» Articolo
Mustafa e sua moglie Salwa vivono a 200 metri di distanza, in due villaggi palestinesi separati dal muro. Un giorno l’uomo riceve la telefonata che ogni genitore teme: suo figlio ha avuto un incidente. Si precipita quindi al checkpoint, ma il passaggio gli viene negato per un tecnicismo. Per amore un padre però non si arrende facilmente e Mustafa è deciso a raggiungere suo figlio ad ogni costo. La distanza di 200 metri diventa così un’odissea di 200 chilometri per lui che, rimasto senza altra scelta, tenterà di passare di nascosto dall’altra parte del muro.

Presentato in anteprima alle “Giornate degli autori” di Venezia 2020 (dove ha avuto un ottimo riscontro di critica e di pubblico, vincendo anche il “Premio BNL”) e selezionato dalla Giordania a rappresentarla nella competizione per l’oscar del “miglior film internazionale” 2021, l’esordio nel lungometraggio del palestinese Ameen Nayfeh è un lavoro forse disomogeneo stilisticamente benché assai ricco emotivamente. Un progetto che ha radici lontane – come testimoniano i primi riconoscimenti ricevuti dalla prima versione della sceneggiatura già del 2013 -, realizzato da un’insolita co-produzione – nella quale sono coinvolti ben cinque paesi (tra cui l’Italia) – e che, forse proprio per questo, si caratterizza per la convivenza di scelte espressive di alto profilo con altre meno felici.

(Dati sulla disposizione spaziale)
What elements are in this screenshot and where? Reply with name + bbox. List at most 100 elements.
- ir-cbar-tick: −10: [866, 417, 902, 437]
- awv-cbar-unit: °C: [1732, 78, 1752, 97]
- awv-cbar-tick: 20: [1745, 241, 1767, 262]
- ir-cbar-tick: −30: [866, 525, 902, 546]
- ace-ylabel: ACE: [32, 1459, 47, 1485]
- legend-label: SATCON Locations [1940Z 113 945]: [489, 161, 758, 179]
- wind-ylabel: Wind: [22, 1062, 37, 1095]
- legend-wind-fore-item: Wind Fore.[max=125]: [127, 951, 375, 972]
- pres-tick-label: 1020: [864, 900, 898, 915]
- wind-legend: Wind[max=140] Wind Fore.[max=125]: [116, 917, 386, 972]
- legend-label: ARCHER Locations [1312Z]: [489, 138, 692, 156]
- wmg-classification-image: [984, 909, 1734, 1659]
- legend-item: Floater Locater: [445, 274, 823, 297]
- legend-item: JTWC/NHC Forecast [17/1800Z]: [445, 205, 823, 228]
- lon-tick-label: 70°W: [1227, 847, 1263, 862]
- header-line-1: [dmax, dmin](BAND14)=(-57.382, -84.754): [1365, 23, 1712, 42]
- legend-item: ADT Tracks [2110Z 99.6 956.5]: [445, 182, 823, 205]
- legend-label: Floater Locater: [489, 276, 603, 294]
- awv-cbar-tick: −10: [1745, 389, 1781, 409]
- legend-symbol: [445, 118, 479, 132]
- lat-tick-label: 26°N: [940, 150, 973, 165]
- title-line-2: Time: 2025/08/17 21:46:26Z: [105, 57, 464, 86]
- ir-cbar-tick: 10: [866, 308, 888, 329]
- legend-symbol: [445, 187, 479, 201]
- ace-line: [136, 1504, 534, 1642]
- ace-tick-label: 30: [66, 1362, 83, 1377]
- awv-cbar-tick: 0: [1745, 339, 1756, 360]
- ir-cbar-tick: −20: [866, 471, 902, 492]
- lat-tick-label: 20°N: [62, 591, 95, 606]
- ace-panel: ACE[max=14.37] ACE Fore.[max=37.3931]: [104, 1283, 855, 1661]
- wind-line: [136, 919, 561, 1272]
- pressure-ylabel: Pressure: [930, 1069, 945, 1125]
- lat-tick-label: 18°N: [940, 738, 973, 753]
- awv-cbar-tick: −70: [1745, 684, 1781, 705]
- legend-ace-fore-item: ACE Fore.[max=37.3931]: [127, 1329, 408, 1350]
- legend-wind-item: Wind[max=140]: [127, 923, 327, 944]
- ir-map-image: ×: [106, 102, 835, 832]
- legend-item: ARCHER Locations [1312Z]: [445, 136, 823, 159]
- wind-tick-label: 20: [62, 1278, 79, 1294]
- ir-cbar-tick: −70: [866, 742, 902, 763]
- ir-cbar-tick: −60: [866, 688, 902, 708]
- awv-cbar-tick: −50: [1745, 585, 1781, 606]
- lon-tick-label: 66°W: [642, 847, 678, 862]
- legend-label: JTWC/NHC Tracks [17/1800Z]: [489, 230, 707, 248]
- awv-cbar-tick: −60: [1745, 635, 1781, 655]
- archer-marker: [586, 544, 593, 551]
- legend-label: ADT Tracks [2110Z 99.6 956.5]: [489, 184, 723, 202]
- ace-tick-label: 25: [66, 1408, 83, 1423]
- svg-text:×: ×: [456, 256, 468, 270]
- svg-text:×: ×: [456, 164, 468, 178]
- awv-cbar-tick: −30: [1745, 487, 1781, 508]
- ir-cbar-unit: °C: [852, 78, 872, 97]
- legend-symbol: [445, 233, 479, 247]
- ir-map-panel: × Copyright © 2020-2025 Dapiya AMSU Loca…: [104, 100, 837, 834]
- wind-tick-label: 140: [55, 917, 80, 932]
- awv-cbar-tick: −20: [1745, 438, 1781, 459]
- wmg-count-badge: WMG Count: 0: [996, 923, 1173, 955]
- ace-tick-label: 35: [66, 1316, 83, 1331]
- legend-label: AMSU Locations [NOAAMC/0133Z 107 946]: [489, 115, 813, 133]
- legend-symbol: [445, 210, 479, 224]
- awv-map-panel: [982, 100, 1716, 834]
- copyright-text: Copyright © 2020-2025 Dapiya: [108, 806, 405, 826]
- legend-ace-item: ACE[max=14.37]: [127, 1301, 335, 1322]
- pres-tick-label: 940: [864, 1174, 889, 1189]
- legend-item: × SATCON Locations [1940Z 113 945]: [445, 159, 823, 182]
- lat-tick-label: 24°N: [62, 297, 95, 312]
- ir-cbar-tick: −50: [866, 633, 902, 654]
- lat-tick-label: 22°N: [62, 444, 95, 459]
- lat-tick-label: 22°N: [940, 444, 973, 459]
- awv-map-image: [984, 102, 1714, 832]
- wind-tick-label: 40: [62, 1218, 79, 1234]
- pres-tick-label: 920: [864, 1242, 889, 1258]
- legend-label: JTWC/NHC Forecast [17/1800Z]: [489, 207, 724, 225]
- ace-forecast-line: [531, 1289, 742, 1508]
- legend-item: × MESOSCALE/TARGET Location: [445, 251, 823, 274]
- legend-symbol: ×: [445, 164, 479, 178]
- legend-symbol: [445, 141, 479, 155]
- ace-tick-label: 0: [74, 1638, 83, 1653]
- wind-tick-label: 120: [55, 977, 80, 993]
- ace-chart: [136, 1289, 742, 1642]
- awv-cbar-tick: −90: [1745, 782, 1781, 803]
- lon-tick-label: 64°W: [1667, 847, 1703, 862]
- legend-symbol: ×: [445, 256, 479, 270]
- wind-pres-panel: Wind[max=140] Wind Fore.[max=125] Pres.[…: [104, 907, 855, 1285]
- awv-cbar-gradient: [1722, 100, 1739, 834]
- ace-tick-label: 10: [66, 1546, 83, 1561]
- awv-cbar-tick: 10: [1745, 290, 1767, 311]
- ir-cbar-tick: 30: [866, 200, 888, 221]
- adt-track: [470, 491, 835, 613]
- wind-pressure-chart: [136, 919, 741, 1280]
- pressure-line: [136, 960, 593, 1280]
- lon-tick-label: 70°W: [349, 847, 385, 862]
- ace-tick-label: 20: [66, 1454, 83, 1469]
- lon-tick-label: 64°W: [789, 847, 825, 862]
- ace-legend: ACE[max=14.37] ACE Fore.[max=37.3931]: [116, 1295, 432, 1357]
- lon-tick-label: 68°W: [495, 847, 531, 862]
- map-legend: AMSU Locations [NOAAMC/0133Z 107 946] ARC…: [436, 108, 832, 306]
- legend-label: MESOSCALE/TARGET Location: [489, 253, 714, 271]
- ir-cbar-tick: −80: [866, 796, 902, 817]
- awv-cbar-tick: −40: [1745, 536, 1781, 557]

» Consegna
In base all'articolo sul film, risponda alle seguenti domande:
(a) A quale distanza vivono Mustafa e sua moglie Salwa?
(b) Quale premio ha vinto il film alle "Giornate degli autori" di Venezia 2020?
(c) Quanti paesi sono coinvolti nella co-produzione?
Le voci costituiscono materiale a sé stante, distinto dall'articolo.

» Soluzione proposta
(a) A 200 metri di distanza.
(b) Il "Premio BNL".
(c) Cinque paesi.